◆ **Aim**: Every line that holds the string "presence" is to be identified and copied.

◆ **Material provided**:
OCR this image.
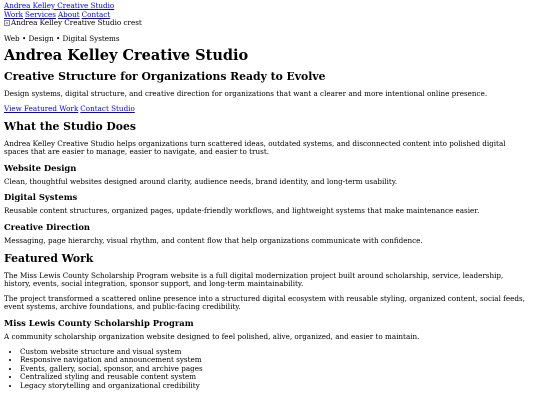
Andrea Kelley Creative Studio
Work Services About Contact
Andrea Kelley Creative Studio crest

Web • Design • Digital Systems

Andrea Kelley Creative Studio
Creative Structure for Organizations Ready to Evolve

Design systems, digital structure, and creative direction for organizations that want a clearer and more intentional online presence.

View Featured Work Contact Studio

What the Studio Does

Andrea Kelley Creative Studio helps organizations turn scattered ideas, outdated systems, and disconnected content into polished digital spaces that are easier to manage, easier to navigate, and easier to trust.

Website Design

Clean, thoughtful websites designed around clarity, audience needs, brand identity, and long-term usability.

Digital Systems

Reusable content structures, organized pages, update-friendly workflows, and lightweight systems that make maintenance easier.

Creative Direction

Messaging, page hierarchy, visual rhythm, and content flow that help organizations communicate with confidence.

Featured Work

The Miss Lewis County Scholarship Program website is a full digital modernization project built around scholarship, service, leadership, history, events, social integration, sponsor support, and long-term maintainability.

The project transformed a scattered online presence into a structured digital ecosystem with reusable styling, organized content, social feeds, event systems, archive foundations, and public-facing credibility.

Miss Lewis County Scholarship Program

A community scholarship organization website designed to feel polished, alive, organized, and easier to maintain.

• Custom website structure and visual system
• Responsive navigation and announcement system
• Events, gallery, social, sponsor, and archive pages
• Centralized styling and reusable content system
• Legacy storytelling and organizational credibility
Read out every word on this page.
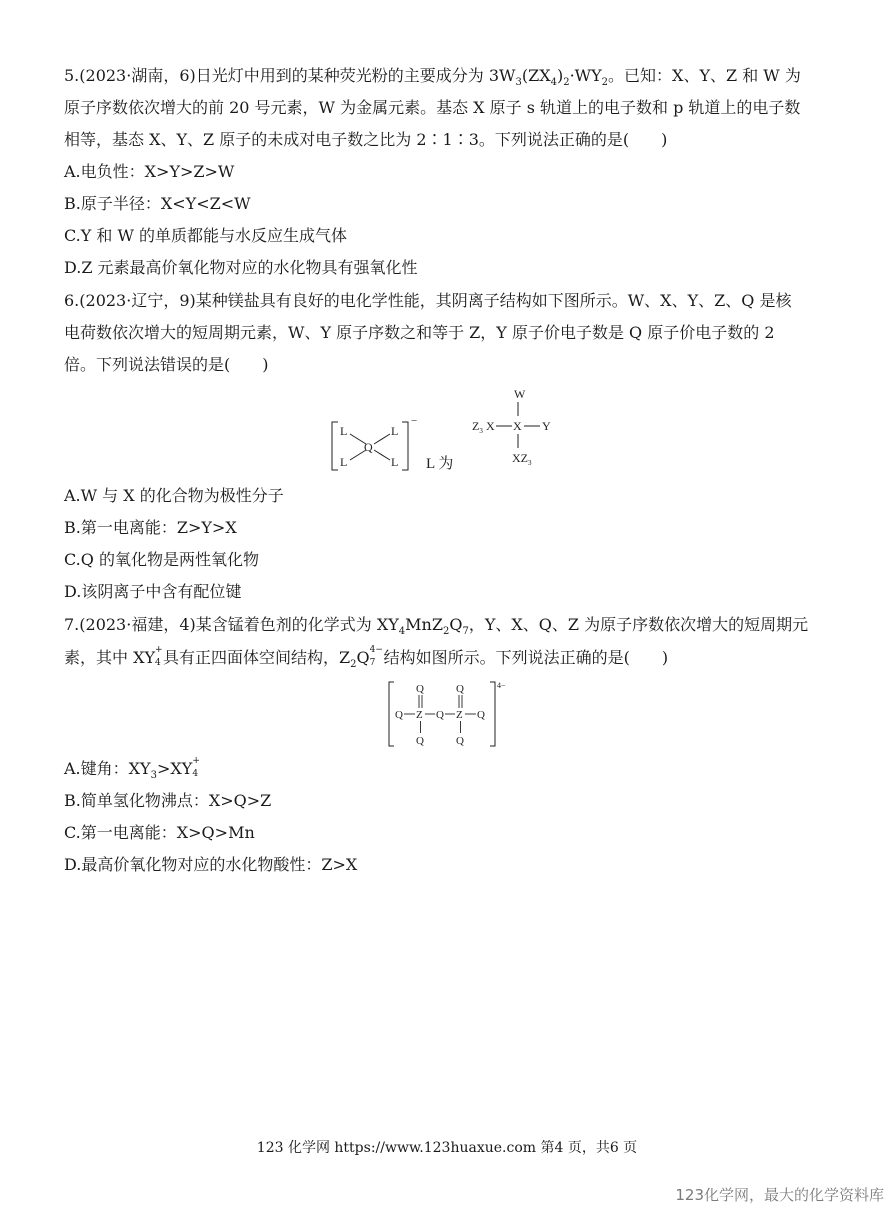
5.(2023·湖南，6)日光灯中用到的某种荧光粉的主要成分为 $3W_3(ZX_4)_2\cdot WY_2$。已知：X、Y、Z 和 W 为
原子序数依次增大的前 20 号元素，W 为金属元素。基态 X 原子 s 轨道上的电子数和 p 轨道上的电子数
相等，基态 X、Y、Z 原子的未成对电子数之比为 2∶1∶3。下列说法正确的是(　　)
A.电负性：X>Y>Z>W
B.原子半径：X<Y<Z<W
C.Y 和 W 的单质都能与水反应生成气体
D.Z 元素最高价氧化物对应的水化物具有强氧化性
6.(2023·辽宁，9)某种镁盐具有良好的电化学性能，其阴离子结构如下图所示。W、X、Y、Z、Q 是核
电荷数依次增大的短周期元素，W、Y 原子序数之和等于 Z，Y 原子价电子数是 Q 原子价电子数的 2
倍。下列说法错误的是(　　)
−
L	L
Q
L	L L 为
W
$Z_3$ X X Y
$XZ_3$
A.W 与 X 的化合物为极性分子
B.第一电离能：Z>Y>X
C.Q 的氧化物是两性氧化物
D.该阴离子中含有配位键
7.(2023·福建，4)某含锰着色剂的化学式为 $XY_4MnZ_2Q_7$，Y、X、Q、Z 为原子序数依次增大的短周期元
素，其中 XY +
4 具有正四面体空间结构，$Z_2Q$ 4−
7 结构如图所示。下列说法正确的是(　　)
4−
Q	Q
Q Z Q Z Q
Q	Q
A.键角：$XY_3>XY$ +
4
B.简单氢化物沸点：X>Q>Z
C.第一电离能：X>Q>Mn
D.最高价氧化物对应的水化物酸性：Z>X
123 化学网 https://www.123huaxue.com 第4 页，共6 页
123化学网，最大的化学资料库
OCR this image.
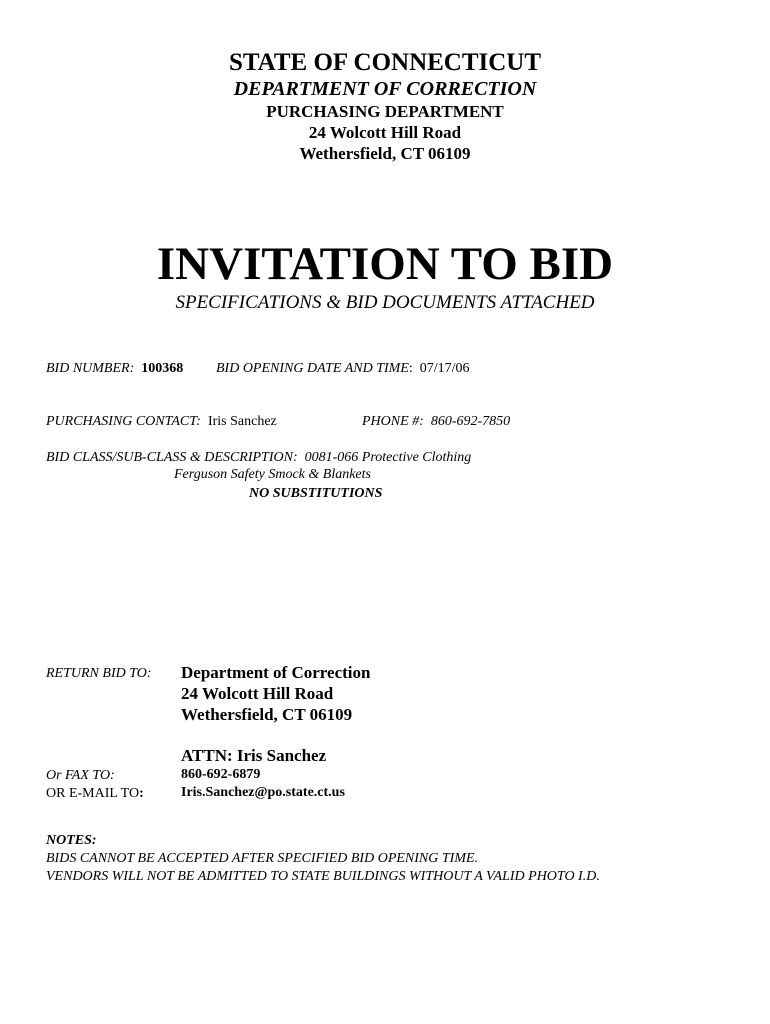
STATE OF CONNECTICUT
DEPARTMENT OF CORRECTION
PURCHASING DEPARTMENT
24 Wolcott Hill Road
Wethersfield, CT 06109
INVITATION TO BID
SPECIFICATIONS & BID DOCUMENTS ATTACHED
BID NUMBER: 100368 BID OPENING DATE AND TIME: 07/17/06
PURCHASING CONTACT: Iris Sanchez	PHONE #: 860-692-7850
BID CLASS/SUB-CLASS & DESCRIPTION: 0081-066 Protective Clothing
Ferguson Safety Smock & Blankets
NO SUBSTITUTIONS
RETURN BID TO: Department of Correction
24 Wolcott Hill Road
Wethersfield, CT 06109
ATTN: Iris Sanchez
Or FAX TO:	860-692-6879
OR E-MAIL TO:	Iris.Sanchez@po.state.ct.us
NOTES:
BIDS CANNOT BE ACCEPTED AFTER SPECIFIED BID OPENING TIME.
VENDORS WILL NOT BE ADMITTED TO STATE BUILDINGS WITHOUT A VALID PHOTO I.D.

--

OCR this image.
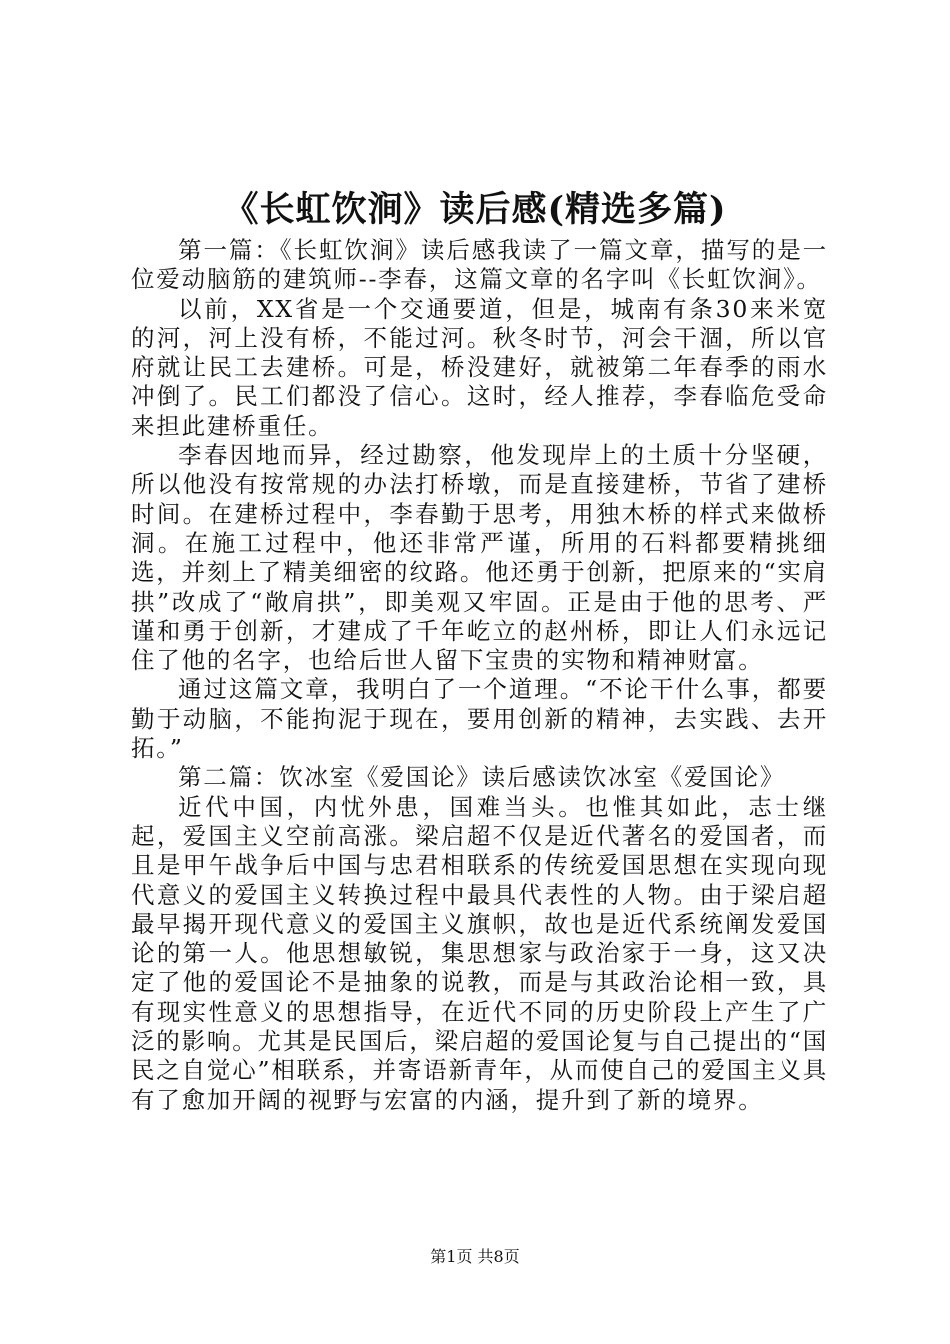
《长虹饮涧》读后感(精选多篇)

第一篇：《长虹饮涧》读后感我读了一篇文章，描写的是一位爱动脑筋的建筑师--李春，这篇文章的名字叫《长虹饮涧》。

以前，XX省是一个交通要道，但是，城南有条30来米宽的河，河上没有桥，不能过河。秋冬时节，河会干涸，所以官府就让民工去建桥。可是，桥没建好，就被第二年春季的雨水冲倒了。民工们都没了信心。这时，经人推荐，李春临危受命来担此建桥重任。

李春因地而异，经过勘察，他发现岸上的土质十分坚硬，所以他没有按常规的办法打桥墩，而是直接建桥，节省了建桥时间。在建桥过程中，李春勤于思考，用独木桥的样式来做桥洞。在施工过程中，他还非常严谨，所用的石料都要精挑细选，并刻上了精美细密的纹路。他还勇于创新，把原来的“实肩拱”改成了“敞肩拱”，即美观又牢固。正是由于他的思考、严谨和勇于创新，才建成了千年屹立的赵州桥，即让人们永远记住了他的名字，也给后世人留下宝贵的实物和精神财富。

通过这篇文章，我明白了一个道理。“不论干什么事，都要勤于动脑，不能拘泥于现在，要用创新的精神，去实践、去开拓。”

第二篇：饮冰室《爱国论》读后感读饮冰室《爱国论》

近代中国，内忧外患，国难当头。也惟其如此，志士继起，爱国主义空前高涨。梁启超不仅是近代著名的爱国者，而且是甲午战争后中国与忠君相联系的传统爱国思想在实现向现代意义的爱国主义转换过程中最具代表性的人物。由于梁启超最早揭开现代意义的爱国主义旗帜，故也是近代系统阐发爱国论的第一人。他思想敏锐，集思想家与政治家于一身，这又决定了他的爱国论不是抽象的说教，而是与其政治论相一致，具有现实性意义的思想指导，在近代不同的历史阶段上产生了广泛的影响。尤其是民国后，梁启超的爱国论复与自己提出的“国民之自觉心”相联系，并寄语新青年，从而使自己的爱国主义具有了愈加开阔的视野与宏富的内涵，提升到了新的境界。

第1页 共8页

* * *

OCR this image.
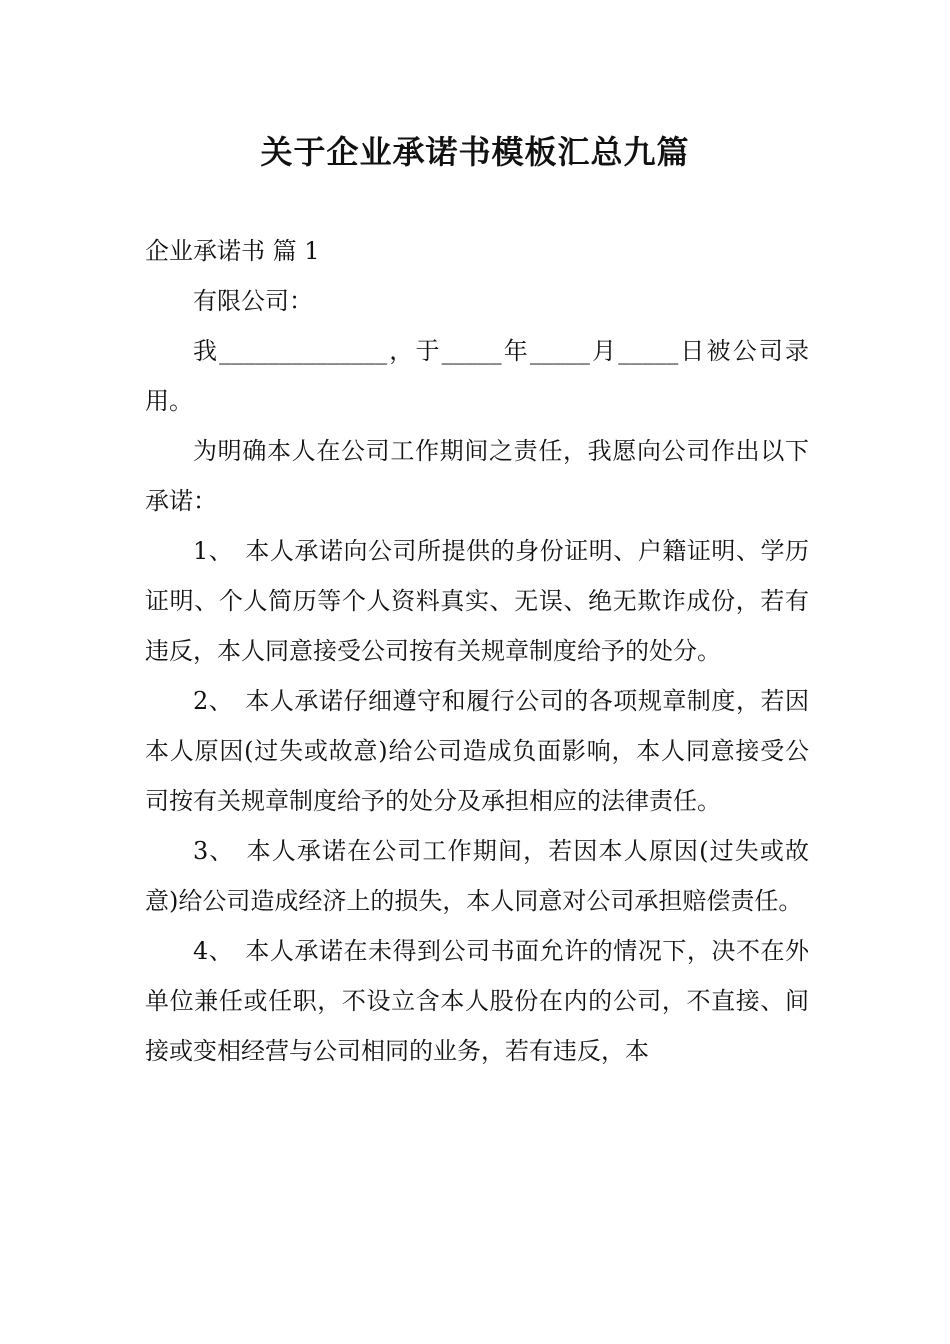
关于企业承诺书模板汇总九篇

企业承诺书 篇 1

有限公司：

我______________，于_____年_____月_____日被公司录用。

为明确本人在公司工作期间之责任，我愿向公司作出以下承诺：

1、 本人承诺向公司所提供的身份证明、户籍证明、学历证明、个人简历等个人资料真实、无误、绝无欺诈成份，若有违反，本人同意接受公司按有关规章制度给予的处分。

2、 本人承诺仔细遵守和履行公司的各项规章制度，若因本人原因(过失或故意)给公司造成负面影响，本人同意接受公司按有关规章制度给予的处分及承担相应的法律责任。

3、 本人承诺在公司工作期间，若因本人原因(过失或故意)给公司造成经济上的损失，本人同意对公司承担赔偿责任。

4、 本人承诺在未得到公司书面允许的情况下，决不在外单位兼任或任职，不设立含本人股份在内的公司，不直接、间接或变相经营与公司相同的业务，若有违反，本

◆ **Exercise result**:
Design systems, digital structure, and creative direction for organizations that want a clearer and more intentional online presence.
The project transformed a scattered online presence into a structured digital ecosystem with reusable styling, organized content, social feeds, event systems, archive foundations, and public-facing credibility.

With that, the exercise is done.